* INFORMATION SUPPLIED
_ _ _ _ _ _ _
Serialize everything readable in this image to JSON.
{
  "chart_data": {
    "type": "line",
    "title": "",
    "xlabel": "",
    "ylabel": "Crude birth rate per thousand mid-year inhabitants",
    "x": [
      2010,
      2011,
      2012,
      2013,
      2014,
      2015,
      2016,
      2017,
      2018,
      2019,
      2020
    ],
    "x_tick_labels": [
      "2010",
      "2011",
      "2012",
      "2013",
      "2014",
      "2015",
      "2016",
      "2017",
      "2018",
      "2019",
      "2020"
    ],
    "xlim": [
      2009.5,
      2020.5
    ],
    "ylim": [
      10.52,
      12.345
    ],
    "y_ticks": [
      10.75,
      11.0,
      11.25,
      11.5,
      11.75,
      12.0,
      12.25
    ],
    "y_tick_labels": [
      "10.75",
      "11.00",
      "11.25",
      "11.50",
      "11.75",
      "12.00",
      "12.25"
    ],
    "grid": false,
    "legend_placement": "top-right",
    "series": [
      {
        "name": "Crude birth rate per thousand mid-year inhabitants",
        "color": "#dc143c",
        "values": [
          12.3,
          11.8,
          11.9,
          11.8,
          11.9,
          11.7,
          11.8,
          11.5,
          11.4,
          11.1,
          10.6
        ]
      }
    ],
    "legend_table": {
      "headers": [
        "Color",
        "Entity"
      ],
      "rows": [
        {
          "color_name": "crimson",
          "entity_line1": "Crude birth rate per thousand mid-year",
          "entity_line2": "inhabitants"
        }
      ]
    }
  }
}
_ _ _ _ _ _ _
* TASK DESCRIPTION
Write out the entries above once more, without altering anything.

* WRITTEN RESPONSE
Serialize everything readable in this image to JSON.
{
  "chart_data": {
    "type": "line",
    "title": "",
    "xlabel": "",
    "ylabel": "Crude birth rate per thousand mid-year inhabitants",
    "x": [
      2010,
      2011,
      2012,
      2013,
      2014,
      2015,
      2016,
      2017,
      2018,
      2019,
      2020
    ],
    "x_tick_labels": [
      "2010",
      "2011",
      "2012",
      "2013",
      "2014",
      "2015",
      "2016",
      "2017",
      "2018",
      "2019",
      "2020"
    ],
    "xlim": [
      2009.5,
      2020.5
    ],
    "ylim": [
      10.52,
      12.345
    ],
    "y_ticks": [
      10.75,
      11.0,
      11.25,
      11.5,
      11.75,
      12.0,
      12.25
    ],
    "y_tick_labels": [
      "10.75",
      "11.00",
      "11.25",
      "11.50",
      "11.75",
      "12.00",
      "12.25"
    ],
    "grid": false,
    "legend_placement": "top-right",
    "series": [
      {
        "name": "Crude birth rate per thousand mid-year inhabitants",
        "color": "#dc143c",
        "values": [
          12.3,
          11.8,
          11.9,
          11.8,
          11.9,
          11.7,
          11.8,
          11.5,
          11.4,
          11.1,
          10.6
        ]
      }
    ],
    "legend_table": {
      "headers": [
        "Color",
        "Entity"
      ],
      "rows": [
        {
          "color_name": "crimson",
          "entity_line1": "Crude birth rate per thousand mid-year",
          "entity_line2": "inhabitants"
        }
      ]
    }
  }
}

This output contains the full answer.